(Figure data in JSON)
........

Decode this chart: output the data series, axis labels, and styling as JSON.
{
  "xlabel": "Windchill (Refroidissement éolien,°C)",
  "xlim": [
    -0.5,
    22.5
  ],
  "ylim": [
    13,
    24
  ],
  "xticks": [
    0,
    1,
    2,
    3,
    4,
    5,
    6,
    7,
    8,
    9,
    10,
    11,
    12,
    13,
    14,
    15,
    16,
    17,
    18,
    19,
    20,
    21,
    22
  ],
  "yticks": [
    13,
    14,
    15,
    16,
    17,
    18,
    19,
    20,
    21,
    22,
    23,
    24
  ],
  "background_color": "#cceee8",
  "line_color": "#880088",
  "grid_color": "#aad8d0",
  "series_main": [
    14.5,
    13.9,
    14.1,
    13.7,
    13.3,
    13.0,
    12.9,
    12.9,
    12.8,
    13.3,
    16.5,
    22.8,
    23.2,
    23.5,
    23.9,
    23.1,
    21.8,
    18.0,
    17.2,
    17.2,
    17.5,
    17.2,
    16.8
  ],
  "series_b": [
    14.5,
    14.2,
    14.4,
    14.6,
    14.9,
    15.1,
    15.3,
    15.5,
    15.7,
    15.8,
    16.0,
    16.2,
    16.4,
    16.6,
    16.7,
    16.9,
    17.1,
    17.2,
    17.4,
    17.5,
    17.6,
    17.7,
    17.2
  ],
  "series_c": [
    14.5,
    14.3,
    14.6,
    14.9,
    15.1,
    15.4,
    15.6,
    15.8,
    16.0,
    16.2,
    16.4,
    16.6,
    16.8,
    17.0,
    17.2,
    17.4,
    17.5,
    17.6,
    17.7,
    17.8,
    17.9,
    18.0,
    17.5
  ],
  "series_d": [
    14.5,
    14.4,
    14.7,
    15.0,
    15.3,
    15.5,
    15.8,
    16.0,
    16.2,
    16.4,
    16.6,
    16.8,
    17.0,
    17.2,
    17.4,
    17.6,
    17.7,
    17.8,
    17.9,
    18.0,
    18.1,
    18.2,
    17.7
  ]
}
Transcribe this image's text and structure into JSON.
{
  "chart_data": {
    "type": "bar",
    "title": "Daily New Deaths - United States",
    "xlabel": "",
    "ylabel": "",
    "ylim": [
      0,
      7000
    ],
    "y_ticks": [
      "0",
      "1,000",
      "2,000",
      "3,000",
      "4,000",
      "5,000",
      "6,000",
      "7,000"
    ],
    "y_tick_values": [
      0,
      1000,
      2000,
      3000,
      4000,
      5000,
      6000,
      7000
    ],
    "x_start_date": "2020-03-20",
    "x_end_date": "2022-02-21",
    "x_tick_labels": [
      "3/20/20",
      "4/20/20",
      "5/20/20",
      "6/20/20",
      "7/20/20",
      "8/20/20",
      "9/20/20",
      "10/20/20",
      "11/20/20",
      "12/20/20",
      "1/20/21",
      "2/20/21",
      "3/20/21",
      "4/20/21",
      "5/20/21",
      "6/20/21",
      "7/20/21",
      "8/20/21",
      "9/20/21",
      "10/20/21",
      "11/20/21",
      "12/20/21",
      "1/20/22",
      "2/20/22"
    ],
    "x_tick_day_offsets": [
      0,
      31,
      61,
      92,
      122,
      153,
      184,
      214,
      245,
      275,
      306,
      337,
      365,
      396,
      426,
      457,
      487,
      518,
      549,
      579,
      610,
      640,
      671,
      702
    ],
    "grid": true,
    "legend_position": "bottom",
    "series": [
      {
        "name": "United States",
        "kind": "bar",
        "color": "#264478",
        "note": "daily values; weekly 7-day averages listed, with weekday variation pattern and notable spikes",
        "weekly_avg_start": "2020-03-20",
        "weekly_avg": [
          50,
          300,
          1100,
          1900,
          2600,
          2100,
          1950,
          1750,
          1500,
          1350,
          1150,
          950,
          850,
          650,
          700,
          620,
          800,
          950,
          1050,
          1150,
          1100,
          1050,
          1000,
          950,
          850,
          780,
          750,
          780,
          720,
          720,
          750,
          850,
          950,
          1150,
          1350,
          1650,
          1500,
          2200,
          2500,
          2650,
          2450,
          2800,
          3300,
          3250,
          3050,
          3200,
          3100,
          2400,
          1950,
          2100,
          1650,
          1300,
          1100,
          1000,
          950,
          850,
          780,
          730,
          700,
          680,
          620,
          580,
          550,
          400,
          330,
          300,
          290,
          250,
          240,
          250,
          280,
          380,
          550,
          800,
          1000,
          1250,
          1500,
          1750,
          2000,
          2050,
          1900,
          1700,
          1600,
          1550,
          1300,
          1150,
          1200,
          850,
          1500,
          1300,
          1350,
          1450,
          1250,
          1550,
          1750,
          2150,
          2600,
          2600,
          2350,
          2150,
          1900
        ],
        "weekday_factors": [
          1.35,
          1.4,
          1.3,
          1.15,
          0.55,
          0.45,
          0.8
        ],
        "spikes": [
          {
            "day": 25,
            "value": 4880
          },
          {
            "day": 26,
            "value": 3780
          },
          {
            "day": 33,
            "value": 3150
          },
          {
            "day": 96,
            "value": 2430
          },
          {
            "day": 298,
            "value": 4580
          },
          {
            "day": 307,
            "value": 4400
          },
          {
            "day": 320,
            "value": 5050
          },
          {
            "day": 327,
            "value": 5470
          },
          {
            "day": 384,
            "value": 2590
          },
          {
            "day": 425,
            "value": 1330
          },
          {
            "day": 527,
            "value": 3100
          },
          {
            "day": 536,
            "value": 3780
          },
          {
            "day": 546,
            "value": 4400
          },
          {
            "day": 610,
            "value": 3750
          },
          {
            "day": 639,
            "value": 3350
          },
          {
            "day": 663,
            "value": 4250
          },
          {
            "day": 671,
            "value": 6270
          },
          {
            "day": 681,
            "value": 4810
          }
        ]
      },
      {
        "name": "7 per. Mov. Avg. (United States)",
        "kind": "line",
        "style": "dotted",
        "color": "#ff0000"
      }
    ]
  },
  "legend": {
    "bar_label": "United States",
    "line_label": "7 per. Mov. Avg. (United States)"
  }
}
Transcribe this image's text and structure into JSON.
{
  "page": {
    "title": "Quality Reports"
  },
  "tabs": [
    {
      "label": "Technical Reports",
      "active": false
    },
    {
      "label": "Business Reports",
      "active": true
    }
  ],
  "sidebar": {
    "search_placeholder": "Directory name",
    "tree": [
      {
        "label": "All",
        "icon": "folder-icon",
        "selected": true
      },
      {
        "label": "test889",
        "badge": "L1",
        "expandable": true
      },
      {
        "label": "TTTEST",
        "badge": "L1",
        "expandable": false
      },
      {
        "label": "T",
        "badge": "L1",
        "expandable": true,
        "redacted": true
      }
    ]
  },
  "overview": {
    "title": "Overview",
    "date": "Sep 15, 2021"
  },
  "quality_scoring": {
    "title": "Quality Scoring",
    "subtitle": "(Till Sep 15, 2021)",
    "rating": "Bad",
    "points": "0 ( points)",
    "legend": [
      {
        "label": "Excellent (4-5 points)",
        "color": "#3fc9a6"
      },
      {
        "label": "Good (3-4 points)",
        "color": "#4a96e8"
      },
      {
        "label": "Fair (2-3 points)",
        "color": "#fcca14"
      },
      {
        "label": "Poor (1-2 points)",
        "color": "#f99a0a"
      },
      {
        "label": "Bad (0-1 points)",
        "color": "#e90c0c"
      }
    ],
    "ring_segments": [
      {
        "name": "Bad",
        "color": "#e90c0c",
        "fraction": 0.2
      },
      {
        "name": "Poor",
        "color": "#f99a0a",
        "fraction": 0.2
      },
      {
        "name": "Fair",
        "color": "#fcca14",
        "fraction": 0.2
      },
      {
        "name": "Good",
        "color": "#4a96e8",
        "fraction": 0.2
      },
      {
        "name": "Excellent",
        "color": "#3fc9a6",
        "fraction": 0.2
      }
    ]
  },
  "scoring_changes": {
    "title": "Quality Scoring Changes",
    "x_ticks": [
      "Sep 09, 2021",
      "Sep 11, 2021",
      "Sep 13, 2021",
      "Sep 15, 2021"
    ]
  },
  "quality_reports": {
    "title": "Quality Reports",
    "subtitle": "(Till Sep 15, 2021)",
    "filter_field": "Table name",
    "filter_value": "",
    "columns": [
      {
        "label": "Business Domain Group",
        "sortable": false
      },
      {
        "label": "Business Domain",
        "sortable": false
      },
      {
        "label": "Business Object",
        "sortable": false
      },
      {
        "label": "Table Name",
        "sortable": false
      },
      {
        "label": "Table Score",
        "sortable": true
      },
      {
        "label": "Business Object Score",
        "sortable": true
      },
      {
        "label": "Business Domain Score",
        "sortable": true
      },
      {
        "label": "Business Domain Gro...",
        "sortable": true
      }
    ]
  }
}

........

**Aim of the exercise:**
Wherever the string "points" appears in the entries above, list that line.

**Solution to the problem:**
    "points": "0 ( points)",
        "label": "Excellent (4-5 points)",
        "label": "Good (3-4 points)",
        "label": "Fair (2-3 points)",
        "label": "Poor (1-2 points)",
        "label": "Bad (0-1 points)",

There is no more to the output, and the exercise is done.